# [WHAT YOU SHOULD DO]
Say how many lines of the listing below contain "Manufacturing", giving the number and nothing else.

# [MATERIAL PROVIDED]
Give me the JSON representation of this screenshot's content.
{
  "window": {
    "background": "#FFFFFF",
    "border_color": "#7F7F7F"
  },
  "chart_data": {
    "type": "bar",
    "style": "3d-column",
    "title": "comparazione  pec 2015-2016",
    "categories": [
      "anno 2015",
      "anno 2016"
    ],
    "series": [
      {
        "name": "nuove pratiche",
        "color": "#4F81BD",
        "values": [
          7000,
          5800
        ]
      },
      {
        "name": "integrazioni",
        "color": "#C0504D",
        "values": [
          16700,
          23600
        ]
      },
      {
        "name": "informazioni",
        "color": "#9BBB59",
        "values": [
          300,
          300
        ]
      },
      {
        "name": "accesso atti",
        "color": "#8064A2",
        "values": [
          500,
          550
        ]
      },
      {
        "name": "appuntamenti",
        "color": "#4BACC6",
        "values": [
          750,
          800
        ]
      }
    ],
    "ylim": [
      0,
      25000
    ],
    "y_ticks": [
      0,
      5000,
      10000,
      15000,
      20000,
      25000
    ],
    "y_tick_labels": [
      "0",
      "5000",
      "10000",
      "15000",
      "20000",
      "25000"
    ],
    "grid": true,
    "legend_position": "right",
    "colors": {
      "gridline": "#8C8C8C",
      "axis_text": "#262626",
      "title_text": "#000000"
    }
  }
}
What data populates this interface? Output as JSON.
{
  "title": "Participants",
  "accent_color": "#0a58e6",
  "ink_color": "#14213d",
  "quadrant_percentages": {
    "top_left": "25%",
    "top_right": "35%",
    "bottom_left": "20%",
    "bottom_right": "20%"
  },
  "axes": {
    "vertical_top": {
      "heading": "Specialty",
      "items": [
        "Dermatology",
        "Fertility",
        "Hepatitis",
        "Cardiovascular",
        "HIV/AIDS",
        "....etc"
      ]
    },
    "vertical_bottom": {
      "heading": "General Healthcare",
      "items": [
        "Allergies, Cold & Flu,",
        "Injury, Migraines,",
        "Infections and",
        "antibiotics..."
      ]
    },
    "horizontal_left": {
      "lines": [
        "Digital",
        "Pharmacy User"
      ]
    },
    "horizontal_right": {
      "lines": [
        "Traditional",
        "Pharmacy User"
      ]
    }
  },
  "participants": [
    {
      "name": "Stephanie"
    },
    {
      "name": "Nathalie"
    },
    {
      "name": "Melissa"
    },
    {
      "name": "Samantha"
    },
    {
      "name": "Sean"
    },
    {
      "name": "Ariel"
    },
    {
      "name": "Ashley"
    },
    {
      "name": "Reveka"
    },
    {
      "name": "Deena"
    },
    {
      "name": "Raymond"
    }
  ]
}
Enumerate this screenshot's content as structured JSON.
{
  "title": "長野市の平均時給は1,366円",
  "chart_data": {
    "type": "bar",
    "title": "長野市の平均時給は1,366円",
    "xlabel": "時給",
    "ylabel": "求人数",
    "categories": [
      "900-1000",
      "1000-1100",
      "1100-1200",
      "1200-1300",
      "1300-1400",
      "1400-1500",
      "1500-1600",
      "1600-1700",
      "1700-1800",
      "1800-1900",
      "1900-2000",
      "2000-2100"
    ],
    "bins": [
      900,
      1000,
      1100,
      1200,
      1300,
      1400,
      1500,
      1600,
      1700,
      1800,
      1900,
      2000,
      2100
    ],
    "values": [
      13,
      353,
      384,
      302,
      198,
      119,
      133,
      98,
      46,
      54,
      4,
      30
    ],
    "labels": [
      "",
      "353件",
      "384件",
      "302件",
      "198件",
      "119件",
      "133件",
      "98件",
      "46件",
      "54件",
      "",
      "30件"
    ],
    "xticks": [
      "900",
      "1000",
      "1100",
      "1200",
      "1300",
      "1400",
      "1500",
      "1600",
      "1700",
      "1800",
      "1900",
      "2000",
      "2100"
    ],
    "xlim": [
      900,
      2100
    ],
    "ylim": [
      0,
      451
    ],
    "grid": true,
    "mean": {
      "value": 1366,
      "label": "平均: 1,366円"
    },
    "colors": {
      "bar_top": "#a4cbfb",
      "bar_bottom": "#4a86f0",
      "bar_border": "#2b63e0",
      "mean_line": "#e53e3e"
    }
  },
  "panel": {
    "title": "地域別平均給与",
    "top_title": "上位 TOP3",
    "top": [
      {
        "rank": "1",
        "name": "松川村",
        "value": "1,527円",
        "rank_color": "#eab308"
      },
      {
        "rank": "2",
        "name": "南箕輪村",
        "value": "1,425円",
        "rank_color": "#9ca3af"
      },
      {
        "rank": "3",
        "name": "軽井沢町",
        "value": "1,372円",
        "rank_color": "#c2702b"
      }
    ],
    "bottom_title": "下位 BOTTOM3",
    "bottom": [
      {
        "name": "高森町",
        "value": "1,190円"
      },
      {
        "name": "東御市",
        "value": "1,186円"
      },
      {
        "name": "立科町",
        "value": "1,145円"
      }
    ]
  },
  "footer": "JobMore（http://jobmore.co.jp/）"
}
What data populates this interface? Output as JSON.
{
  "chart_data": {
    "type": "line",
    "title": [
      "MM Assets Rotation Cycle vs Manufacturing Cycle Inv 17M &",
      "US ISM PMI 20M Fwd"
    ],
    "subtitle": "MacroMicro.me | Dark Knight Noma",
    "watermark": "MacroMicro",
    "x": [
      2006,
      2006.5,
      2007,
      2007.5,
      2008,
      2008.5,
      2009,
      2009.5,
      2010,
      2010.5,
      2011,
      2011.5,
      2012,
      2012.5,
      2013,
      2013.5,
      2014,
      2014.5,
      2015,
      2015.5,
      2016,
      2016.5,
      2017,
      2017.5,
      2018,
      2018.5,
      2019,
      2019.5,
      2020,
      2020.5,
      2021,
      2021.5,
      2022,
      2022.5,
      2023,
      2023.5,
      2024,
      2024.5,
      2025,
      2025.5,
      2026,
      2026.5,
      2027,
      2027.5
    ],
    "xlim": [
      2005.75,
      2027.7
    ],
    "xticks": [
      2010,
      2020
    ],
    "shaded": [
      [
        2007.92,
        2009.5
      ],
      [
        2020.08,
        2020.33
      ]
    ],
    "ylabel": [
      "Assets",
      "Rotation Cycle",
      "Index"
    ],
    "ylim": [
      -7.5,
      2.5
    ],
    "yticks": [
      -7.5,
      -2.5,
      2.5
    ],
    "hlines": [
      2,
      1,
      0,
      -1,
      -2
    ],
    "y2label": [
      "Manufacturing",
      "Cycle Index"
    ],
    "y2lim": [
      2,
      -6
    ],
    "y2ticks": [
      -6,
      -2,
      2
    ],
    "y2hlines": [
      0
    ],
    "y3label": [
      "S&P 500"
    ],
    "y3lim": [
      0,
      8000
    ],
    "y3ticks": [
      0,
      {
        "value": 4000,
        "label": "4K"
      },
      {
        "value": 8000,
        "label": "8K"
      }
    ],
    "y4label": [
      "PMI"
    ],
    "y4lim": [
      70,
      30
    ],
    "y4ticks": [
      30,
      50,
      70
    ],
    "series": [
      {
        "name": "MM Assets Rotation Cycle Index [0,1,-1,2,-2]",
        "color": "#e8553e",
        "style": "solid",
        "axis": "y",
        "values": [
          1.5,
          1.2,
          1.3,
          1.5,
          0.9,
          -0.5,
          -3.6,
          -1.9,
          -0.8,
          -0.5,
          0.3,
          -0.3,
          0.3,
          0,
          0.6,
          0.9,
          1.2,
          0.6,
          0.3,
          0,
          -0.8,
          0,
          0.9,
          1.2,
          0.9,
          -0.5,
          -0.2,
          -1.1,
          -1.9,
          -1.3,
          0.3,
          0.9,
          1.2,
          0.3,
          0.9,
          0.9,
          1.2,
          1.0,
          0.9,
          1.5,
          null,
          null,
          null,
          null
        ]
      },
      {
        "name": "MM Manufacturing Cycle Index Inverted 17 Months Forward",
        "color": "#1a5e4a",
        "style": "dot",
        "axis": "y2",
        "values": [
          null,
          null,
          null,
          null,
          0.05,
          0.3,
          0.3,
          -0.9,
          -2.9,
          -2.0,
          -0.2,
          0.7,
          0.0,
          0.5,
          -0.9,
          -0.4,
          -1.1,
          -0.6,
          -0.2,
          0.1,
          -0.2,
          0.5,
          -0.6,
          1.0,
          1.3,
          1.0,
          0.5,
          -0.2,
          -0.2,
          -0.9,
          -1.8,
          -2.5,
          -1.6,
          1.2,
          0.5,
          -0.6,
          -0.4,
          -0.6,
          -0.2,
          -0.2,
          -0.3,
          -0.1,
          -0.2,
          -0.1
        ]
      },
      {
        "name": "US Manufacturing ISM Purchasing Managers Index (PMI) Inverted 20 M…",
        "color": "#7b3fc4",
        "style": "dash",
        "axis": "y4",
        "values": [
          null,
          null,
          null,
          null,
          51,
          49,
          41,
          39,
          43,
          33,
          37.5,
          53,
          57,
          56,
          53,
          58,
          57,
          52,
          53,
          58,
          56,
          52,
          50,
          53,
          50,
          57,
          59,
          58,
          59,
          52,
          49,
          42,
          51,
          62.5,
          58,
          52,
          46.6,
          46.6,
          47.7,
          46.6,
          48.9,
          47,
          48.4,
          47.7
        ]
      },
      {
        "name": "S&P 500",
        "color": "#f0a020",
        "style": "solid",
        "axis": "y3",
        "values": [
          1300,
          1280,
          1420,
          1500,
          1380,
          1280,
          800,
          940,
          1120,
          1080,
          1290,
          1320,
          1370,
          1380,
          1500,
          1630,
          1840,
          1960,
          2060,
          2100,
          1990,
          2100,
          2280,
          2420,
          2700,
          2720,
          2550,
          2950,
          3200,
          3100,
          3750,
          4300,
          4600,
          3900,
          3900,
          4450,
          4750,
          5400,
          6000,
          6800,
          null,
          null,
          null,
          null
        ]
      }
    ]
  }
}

# [EXERCISE SOLUTION]
4